▶ [What to do]:
Give the number of lines in this listing that contain "your", with no other words.

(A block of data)
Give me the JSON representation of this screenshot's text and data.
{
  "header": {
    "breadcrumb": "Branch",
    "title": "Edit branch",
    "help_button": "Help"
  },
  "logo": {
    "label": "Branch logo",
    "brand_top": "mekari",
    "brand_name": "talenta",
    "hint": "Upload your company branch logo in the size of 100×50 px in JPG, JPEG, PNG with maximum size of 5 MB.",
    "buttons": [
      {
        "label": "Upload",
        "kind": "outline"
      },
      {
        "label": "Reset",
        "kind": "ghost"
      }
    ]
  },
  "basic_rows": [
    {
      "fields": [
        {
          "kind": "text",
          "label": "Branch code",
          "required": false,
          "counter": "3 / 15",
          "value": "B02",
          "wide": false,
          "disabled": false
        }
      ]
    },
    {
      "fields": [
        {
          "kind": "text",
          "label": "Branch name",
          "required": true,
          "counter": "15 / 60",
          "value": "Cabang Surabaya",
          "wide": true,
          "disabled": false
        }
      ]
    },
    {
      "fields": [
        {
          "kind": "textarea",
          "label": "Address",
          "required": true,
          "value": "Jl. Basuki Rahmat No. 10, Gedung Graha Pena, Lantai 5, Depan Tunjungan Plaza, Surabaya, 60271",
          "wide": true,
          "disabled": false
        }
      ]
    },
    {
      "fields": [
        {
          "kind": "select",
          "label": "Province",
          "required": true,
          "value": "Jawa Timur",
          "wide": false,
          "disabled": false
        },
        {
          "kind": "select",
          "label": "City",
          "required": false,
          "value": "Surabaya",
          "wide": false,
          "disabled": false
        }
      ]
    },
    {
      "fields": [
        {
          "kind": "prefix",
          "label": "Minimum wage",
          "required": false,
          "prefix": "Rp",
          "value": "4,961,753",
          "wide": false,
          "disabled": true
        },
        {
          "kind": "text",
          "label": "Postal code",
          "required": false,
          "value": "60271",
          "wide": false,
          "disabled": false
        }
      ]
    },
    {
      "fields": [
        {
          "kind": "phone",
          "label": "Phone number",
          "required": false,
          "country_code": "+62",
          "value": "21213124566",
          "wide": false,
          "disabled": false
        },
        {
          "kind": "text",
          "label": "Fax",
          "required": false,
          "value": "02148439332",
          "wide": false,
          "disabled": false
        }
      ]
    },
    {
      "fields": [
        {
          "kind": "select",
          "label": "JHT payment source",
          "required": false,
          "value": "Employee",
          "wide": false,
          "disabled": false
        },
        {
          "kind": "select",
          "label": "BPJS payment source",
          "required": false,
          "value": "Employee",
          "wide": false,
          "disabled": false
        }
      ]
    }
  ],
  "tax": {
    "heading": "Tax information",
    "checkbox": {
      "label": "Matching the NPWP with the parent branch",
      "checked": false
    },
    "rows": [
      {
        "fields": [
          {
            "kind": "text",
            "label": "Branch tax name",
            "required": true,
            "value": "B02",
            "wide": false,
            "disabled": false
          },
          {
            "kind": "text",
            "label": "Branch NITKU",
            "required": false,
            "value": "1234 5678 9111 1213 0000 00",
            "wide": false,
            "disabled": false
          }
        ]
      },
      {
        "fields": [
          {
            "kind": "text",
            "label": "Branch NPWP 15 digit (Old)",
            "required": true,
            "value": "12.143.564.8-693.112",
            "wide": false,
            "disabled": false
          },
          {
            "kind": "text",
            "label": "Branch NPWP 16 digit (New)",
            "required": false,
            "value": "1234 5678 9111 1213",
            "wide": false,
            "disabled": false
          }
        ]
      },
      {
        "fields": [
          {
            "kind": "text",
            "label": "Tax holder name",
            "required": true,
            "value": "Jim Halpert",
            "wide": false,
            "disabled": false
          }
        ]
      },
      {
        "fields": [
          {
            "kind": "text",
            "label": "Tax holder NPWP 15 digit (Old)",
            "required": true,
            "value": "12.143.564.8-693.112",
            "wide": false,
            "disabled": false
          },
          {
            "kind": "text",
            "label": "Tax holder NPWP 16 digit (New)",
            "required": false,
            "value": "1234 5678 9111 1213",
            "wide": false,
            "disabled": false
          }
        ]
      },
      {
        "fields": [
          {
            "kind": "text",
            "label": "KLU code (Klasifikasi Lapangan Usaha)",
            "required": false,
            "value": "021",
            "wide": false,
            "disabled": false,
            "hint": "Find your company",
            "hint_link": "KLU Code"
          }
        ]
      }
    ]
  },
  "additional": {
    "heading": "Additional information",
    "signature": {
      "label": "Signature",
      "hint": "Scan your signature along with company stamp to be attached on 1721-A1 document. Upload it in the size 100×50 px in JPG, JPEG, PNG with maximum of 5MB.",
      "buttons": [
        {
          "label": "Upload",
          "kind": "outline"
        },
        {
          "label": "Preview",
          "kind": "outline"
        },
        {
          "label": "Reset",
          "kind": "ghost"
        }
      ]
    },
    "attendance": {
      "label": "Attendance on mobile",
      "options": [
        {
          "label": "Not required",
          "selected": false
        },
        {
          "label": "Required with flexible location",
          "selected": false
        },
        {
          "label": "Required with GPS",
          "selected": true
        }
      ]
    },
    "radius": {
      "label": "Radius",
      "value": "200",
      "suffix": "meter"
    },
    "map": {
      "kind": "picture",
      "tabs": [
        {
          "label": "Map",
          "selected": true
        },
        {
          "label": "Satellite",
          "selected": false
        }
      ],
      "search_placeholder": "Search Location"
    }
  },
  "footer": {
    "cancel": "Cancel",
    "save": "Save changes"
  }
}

▶ [Completed exercise]:
3